__Dataset entries__.

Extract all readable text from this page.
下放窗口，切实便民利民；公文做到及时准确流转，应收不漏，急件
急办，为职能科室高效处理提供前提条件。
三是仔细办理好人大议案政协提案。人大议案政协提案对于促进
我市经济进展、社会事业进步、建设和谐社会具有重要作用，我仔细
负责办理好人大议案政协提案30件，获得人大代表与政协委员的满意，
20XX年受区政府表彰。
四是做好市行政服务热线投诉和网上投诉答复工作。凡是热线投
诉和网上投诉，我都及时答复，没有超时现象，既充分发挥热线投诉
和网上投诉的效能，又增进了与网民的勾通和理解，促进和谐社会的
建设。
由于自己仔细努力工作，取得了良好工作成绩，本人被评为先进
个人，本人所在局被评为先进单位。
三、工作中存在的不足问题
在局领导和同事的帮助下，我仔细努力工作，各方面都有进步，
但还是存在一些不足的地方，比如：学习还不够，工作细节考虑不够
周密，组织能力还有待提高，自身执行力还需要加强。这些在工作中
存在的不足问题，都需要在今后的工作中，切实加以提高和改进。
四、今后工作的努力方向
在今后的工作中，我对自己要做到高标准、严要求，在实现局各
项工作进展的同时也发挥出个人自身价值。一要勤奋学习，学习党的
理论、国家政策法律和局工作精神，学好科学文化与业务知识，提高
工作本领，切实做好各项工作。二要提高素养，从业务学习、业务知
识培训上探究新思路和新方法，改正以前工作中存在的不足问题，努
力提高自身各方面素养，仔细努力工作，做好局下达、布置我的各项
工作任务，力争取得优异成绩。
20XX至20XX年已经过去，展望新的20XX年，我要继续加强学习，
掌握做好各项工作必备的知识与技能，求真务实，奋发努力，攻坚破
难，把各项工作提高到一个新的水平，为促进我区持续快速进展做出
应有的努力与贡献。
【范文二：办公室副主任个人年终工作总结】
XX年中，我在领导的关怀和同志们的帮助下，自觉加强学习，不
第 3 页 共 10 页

__To be done__.
Return the lines above exactly, keeping every word.

__Solution below__.
Extract all readable text from this page.
下放窗口，切实便民利民；公文做到及时准确流转，应收不漏，急件
急办，为职能科室高效处理提供前提条件。
三是仔细办理好人大议案政协提案。人大议案政协提案对于促进
我市经济进展、社会事业进步、建设和谐社会具有重要作用，我仔细
负责办理好人大议案政协提案30件，获得人大代表与政协委员的满意，
20XX年受区政府表彰。
四是做好市行政服务热线投诉和网上投诉答复工作。凡是热线投
诉和网上投诉，我都及时答复，没有超时现象，既充分发挥热线投诉
和网上投诉的效能，又增进了与网民的勾通和理解，促进和谐社会的
建设。
由于自己仔细努力工作，取得了良好工作成绩，本人被评为先进
个人，本人所在局被评为先进单位。
三、工作中存在的不足问题
在局领导和同事的帮助下，我仔细努力工作，各方面都有进步，
但还是存在一些不足的地方，比如：学习还不够，工作细节考虑不够
周密，组织能力还有待提高，自身执行力还需要加强。这些在工作中
存在的不足问题，都需要在今后的工作中，切实加以提高和改进。
四、今后工作的努力方向
在今后的工作中，我对自己要做到高标准、严要求，在实现局各
项工作进展的同时也发挥出个人自身价值。一要勤奋学习，学习党的
理论、国家政策法律和局工作精神，学好科学文化与业务知识，提高
工作本领，切实做好各项工作。二要提高素养，从业务学习、业务知
识培训上探究新思路和新方法，改正以前工作中存在的不足问题，努
力提高自身各方面素养，仔细努力工作，做好局下达、布置我的各项
工作任务，力争取得优异成绩。
20XX至20XX年已经过去，展望新的20XX年，我要继续加强学习，
掌握做好各项工作必备的知识与技能，求真务实，奋发努力，攻坚破
难，把各项工作提高到一个新的水平，为促进我区持续快速进展做出
应有的努力与贡献。
【范文二：办公室副主任个人年终工作总结】
XX年中，我在领导的关怀和同志们的帮助下，自觉加强学习，不
第 3 页 共 10 页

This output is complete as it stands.